┌─ PAGE EXTRACT
Software/hardware hybrid implementations of at least some of the embodiments disclosed herein may be implemented on a programmable network-resident machine (which should be understood to include intermittently connected network-aware machines) selectively activated or reconfigured by a computer program stored in memory. Such network devices may have multiple network interfaces that may be configured or designed to utilize different types of network communication protocols. A general architecture for some of these machines may be described herein in order to illustrate one or more exemplary means by which a given unit of functionality may be implemented. According to specific embodiments, at least some of the features or functionalities of the various embodiments disclosed herein may be implemented on one or more general-purpose computers associated with one or more networks, such as for example an end-user computer system, a client computer, a network server or other server system, a mobile computing device (e.g., tablet computing device, mobile phone, smartphone, laptop, or other appropriate computing device), a consumer electronic device, a music player, or any other suitable electronic device, router, switch, or other suitable device, or any combination thereof. In at least some embodiments, at least some of the features or functionalities of the various embodiments disclosed herein may be implemented in one or more virtualized computing environments (e.g., network computing clouds, virtual machines hosted on one or more physical computing machines, or other appropriate virtual environments).
Referring now to
In one embodiment, computing device 10 includes one or more central processing units (CPU) 12, one or more interfaces 15, and one or more busses 14 (such as a peripheral component interconnect (PCI) bus). When acting under the control of appropriate software or firmware, CPU 12 may be responsible for implementing specific functions associated with the functions of a specifically configured computing device or machine. For example, in at least one embodiment, a computing device 10 may be configured or designed to function as a server system utilizing CPU 12, local memory 11 and/or remote memory 16, and interface(s) 15. In at least one embodiment, CPU 12 may be caused to perform one or more of the different types of functions and/or operations under the control of software modules or components, which for example, may include an operating system and any appropriate applications software, drivers, and the like.
└─
┌─ COLLECTED MATERIAL
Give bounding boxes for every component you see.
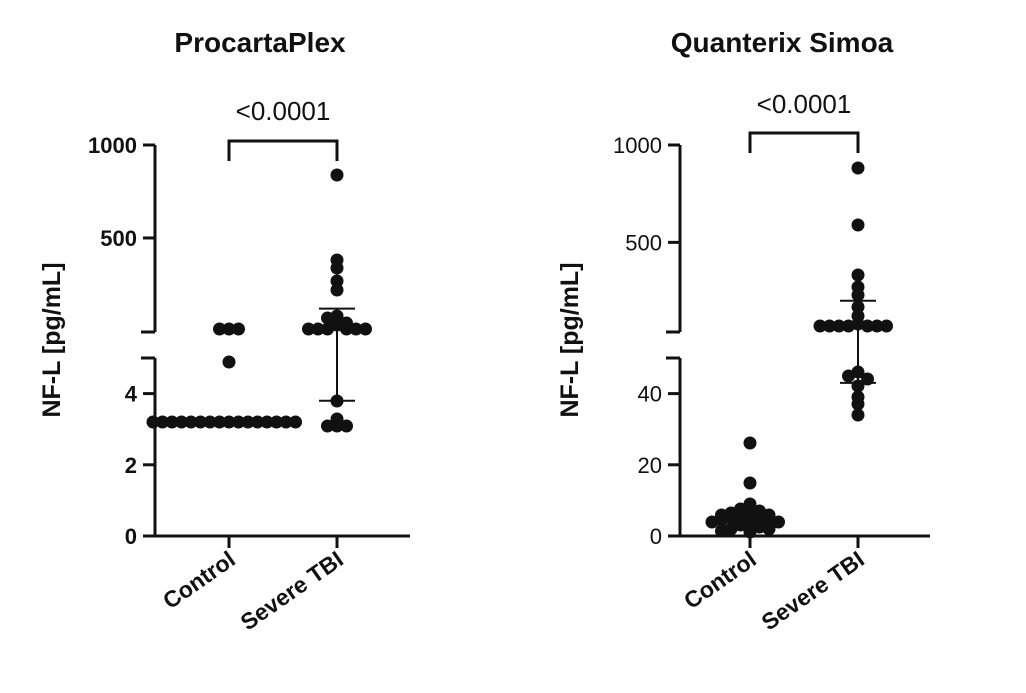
└─
[WHAT THIS EXERCISE ASKS]:
a - In the computing device passage, what is given as an example of the busses that computing device 10 may include?
b - Resume the computing device passage after its last sentence.

[SOLVED PROBLEMS]:
a - A peripheral component interconnect (PCI) bus.

b -
CPU 12 may include one or more processors 13 such as, for example, a processor from one of the Intel, ARM, Qualcomm, and AMD families of microprocessors. In some embodiments, processors 13 may include specially designed hardware such as application-specific integrated circuits (ASICs), electrically erasable programmable read-only memories (EEPROMs), field-programmable gate arrays (FPGAs), and so forth, for controlling operations of computing device 10. In a specific embodiment, a local memory 11 (such as non-volatile random access memory (RAM) and/or read-only memory (ROM), including for example one or more levels of cached memory) may also form part of CPU 12. However, there are many different ways in which memory may be coupled to system 10. Memory 11 may be used for a variety of purposes such as, for example, caching and/or storing data, programming instructions, and the like. It should be further appreciated that CPU 12 may be one of a variety of system-on-a-chip (SOC) type hardware that may include additional hardware such as memory or graphics processing chips, such as a QUALCOMM SNAPDRAGON™ or SAMSUNG EXYNOS™ CPU as are becoming increasingly common in the art, such as for use in mobile devices or integrated devices.
As used herein, the term “processor” is not limited merely to those integrated circuits referred to in the art as a processor, a mobile processor, or a microprocessor, but broadly refers to a microcontroller, a microcomputer, a programmable logic controller, an application-specific integrated circuit, and any other programmable circuit.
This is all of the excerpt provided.